Locate the word "type" in the material, then show every line that holds it.

(Figure content listings)

+ + +

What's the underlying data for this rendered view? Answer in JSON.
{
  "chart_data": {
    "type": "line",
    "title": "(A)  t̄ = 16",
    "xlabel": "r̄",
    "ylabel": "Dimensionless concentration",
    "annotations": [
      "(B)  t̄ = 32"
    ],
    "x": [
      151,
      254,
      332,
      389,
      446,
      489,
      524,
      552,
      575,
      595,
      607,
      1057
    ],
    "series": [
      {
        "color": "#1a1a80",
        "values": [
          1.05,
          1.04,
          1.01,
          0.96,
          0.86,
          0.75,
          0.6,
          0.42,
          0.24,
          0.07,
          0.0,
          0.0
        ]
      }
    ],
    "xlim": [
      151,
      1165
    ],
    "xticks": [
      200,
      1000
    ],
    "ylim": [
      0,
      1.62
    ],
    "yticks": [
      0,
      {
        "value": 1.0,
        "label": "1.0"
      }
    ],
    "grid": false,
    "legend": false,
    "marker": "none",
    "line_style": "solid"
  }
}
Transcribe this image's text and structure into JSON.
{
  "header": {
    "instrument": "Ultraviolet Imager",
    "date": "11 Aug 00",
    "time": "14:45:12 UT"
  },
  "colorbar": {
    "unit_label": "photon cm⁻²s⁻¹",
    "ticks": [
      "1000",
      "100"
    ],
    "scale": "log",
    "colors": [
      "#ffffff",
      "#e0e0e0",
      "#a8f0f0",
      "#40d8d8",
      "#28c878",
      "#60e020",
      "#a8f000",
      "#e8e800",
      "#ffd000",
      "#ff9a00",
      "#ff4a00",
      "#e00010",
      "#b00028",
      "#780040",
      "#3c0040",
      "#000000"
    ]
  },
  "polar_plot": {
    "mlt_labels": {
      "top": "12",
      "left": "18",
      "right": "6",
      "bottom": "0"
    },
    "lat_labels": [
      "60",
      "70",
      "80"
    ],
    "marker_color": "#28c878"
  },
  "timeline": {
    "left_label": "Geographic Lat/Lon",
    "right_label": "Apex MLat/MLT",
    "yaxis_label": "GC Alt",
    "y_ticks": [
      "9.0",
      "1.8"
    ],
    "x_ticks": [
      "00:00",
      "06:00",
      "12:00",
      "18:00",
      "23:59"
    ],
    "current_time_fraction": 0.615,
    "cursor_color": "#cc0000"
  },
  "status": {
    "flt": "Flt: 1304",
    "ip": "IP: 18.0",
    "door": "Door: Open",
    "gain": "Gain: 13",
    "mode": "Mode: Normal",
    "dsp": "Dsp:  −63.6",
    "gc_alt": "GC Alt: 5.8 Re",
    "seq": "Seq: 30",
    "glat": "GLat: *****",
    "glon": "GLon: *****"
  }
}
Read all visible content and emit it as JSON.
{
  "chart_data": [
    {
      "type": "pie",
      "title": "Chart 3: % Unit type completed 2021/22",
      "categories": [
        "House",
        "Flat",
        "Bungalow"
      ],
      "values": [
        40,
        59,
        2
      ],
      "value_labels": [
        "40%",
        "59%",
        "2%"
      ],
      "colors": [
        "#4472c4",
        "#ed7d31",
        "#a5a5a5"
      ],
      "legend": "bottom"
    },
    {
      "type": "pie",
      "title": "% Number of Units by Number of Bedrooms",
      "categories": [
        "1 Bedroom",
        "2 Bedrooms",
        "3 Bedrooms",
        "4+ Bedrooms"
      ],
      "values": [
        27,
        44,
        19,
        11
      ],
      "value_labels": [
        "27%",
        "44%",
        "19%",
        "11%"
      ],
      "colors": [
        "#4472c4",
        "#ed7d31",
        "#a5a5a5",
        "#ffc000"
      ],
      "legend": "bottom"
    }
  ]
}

+ + +

■ **Result for this exercise**
    "type": "line",
      "type": "pie",
      "title": "Chart 3: % Unit type completed 2021/22",
      "type": "pie",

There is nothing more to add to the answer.